## start
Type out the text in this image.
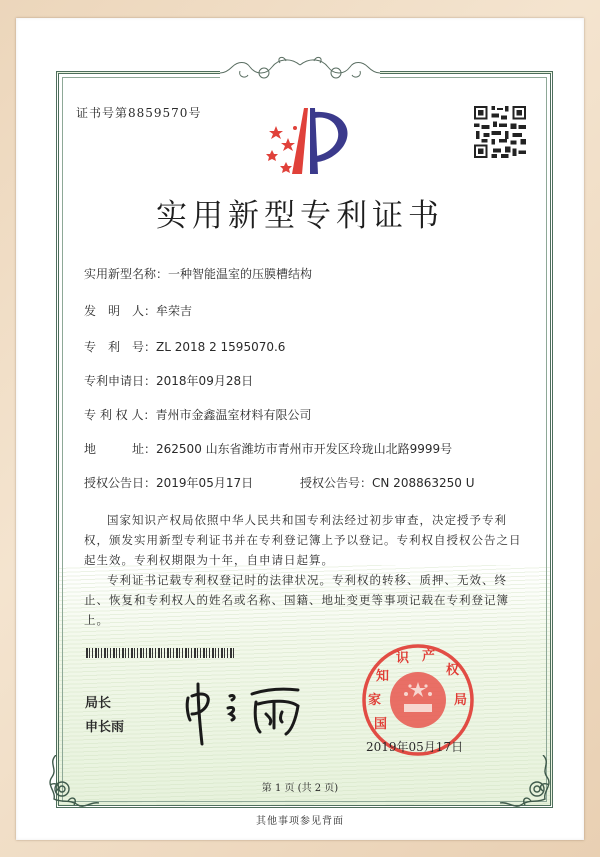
证书号第8859570号
实用新型专利证书
实用新型名称：一种智能温室的压膜槽结构
发　明　人：牟荣吉
专　利　号：ZL 2018 2 1595070.6
专利申请日：2018年09月28日
专 利 权 人：青州市金鑫温室材料有限公司
地　　　址：262500 山东省潍坊市青州市开发区玲珑山北路9999号
授权公告日：2019年05月17日	授权公告号：CN 208863250 U
国家知识产权局依照中华人民共和国专利法经过初步审查，决定授予专利权，颁发实用新型专利证书并在专利登记簿上予以登记。专利权自授权公告之日起生效。专利权期限为十年，自申请日起算。
专利证书记载专利权登记时的法律状况。专利权的转移、质押、无效、终止、恢复和专利权人的姓名或名称、国籍、地址变更等事项记载在专利登记簿上。
局长
申长雨	国
家
知
识 产
权
局
2019年05月17日
第 1 页 (共 2 页)
其他事项参见背面
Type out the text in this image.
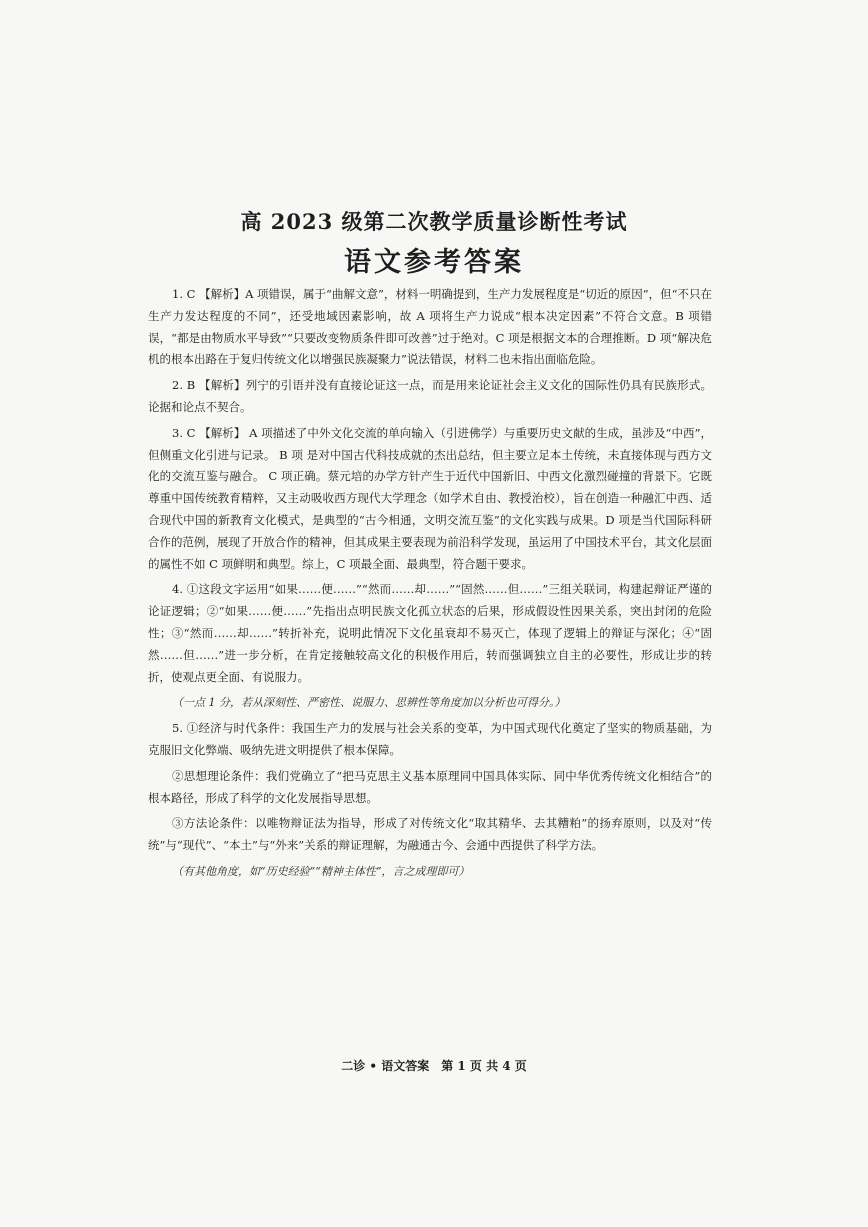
高 2023 级第二次教学质量诊断性考试
语文参考答案

1. C 【解析】A 项错误，属于“曲解文意”，材料一明确提到，生产力发展程度是“切近的原因”，但“不只在生产力发达程度的不同”，还受地域因素影响，故 A 项将生产力说成“根本决定因素”不符合文意。B 项错误，“都是由物质水平导致”“只要改变物质条件即可改善”过于绝对。C 项是根据文本的合理推断。D 项“解决危机的根本出路在于复归传统文化以增强民族凝聚力”说法错误，材料二也未指出面临危险。

2. B 【解析】列宁的引语并没有直接论证这一点，而是用来论证社会主义文化的国际性仍具有民族形式。论据和论点不契合。

3. C 【解析】 A 项描述了中外文化交流的单向输入（引进佛学）与重要历史文献的生成，虽涉及“中西”，但侧重文化引进与记录。 B 项 是对中国古代科技成就的杰出总结，但主要立足本土传统，未直接体现与西方文化的交流互鉴与融合。 C 项正确。蔡元培的办学方针产生于近代中国新旧、中西文化激烈碰撞的背景下。它既尊重中国传统教育精粹，又主动吸收西方现代大学理念（如学术自由、教授治校），旨在创造一种融汇中西、适合现代中国的新教育文化模式，是典型的“古今相通，文明交流互鉴”的文化实践与成果。D 项是当代国际科研合作的范例，展现了开放合作的精神，但其成果主要表现为前沿科学发现，虽运用了中国技术平台，其文化层面的属性不如 C 项鲜明和典型。综上，C 项最全面、最典型，符合题干要求。

4. ①这段文字运用“如果……便……”“然而……却……”“固然……但……”三组关联词，构建起辩证严谨的论证逻辑；②“如果……便……”先指出点明民族文化孤立状态的后果，形成假设性因果关系，突出封闭的危险性；③“然而……却……”转折补充，说明此情况下文化虽衰却不易灭亡，体现了逻辑上的辩证与深化；④“固然……但……”进一步分析，在肯定接触较高文化的积极作用后，转而强调独立自主的必要性，形成让步的转折，使观点更全面、有说服力。

（一点 1 分，若从深刻性、严密性、说服力、思辨性等角度加以分析也可得分。）

5. ①经济与时代条件：我国生产力的发展与社会关系的变革，为中国式现代化奠定了坚实的物质基础，为克服旧文化弊端、吸纳先进文明提供了根本保障。

②思想理论条件：我们党确立了“把马克思主义基本原理同中国具体实际、同中华优秀传统文化相结合”的根本路径，形成了科学的文化发展指导思想。

③方法论条件：以唯物辩证法为指导，形成了对传统文化“取其精华、去其糟粕”的扬弃原则，以及对“传统”与“现代”、“本土”与“外来”关系的辩证理解，为融通古今、会通中西提供了科学方法。

（有其他角度，如“历史经验”“精神主体性”，言之成理即可）

二诊 • 语文答案　第 1 页 共 4 页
## end
**Task directions**. Write out each entry exactly as given, but skip the pictures.

**Response for this exercise**.
Type out the text in this image.
证书号第8859570号
实用新型专利证书
实用新型名称：一种智能温室的压膜槽结构
发　明　人：牟荣吉
专　利　号：ZL 2018 2 1595070.6
专利申请日：2018年09月28日
专 利 权 人：青州市金鑫温室材料有限公司
地　　　址：262500 山东省潍坊市青州市开发区玲珑山北路9999号
授权公告日：2019年05月17日	授权公告号：CN 208863250 U
国家知识产权局依照中华人民共和国专利法经过初步审查，决定授予专利权，颁发实用新型专利证书并在专利登记簿上予以登记。专利权自授权公告之日起生效。专利权期限为十年，自申请日起算。
专利证书记载专利权登记时的法律状况。专利权的转移、质押、无效、终止、恢复和专利权人的姓名或名称、国籍、地址变更等事项记载在专利登记簿上。
局长
申长雨	国
家
知
识 产
权
局
2019年05月17日
第 1 页 (共 2 页)
其他事项参见背面
Type out the text in this image.
高 2023 级第二次教学质量诊断性考试
语文参考答案

1. C 【解析】A 项错误，属于“曲解文意”，材料一明确提到，生产力发展程度是“切近的原因”，但“不只在生产力发达程度的不同”，还受地域因素影响，故 A 项将生产力说成“根本决定因素”不符合文意。B 项错误，“都是由物质水平导致”“只要改变物质条件即可改善”过于绝对。C 项是根据文本的合理推断。D 项“解决危机的根本出路在于复归传统文化以增强民族凝聚力”说法错误，材料二也未指出面临危险。

2. B 【解析】列宁的引语并没有直接论证这一点，而是用来论证社会主义文化的国际性仍具有民族形式。论据和论点不契合。

3. C 【解析】 A 项描述了中外文化交流的单向输入（引进佛学）与重要历史文献的生成，虽涉及“中西”，但侧重文化引进与记录。 B 项 是对中国古代科技成就的杰出总结，但主要立足本土传统，未直接体现与西方文化的交流互鉴与融合。 C 项正确。蔡元培的办学方针产生于近代中国新旧、中西文化激烈碰撞的背景下。它既尊重中国传统教育精粹，又主动吸收西方现代大学理念（如学术自由、教授治校），旨在创造一种融汇中西、适合现代中国的新教育文化模式，是典型的“古今相通，文明交流互鉴”的文化实践与成果。D 项是当代国际科研合作的范例，展现了开放合作的精神，但其成果主要表现为前沿科学发现，虽运用了中国技术平台，其文化层面的属性不如 C 项鲜明和典型。综上，C 项最全面、最典型，符合题干要求。

4. ①这段文字运用“如果……便……”“然而……却……”“固然……但……”三组关联词，构建起辩证严谨的论证逻辑；②“如果……便……”先指出点明民族文化孤立状态的后果，形成假设性因果关系，突出封闭的危险性；③“然而……却……”转折补充，说明此情况下文化虽衰却不易灭亡，体现了逻辑上的辩证与深化；④“固然……但……”进一步分析，在肯定接触较高文化的积极作用后，转而强调独立自主的必要性，形成让步的转折，使观点更全面、有说服力。

（一点 1 分，若从深刻性、严密性、说服力、思辨性等角度加以分析也可得分。）

5. ①经济与时代条件：我国生产力的发展与社会关系的变革，为中国式现代化奠定了坚实的物质基础，为克服旧文化弊端、吸纳先进文明提供了根本保障。

②思想理论条件：我们党确立了“把马克思主义基本原理同中国具体实际、同中华优秀传统文化相结合”的根本路径，形成了科学的文化发展指导思想。

③方法论条件：以唯物辩证法为指导，形成了对传统文化“取其精华、去其糟粕”的扬弃原则，以及对“传统”与“现代”、“本土”与“外来”关系的辩证理解，为融通古今、会通中西提供了科学方法。

（有其他角度，如“历史经验”“精神主体性”，言之成理即可）

二诊 • 语文答案　第 1 页 共 4 页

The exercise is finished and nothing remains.